• **THE EXERCISE**:
Records follow. Select each line holding "with".

>> start DATA SHOWN

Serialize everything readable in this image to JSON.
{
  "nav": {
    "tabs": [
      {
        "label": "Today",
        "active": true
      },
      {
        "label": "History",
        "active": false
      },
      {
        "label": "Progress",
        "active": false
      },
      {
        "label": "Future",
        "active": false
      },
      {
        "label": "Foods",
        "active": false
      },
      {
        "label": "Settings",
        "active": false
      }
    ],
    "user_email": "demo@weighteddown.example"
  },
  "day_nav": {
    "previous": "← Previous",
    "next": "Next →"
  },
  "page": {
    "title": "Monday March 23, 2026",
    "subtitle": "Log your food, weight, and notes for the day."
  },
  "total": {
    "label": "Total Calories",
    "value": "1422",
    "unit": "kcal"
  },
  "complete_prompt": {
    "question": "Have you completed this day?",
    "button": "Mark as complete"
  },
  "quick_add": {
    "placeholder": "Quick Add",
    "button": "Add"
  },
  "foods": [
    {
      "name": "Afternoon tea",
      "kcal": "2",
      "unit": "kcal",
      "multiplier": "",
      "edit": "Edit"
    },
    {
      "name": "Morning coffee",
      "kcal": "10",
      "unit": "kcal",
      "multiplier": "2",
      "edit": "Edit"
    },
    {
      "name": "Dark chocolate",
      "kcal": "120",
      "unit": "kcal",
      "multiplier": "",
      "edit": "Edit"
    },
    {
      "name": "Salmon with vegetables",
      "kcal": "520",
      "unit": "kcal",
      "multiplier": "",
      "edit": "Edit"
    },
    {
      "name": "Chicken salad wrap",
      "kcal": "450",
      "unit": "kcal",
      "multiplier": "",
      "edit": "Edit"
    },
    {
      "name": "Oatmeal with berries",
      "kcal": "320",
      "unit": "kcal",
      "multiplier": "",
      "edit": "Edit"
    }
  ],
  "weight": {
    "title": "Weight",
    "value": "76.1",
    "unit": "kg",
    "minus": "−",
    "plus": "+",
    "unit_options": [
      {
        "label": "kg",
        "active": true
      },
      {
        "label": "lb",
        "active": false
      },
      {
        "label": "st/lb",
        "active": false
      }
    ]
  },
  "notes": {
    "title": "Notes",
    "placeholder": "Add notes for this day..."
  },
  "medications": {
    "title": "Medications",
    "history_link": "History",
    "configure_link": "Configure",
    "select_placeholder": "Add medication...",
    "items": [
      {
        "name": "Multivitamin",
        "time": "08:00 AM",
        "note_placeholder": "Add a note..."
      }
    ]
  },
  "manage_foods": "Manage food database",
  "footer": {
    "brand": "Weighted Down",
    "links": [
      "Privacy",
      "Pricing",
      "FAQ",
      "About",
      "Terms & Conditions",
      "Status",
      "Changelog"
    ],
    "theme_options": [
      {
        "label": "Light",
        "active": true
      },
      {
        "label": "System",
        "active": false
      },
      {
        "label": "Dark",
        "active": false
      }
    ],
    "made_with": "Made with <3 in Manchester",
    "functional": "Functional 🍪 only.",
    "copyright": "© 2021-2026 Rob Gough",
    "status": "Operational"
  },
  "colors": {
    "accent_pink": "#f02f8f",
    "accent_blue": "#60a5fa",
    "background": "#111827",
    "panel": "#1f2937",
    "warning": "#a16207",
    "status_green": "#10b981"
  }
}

>> end DATA SHOWN

• **SOLUTION TO THE EXERCISE**:
      "name": "Salmon with vegetables",
      "name": "Oatmeal with berries",
    "made_with": "Made with <3 in Manchester",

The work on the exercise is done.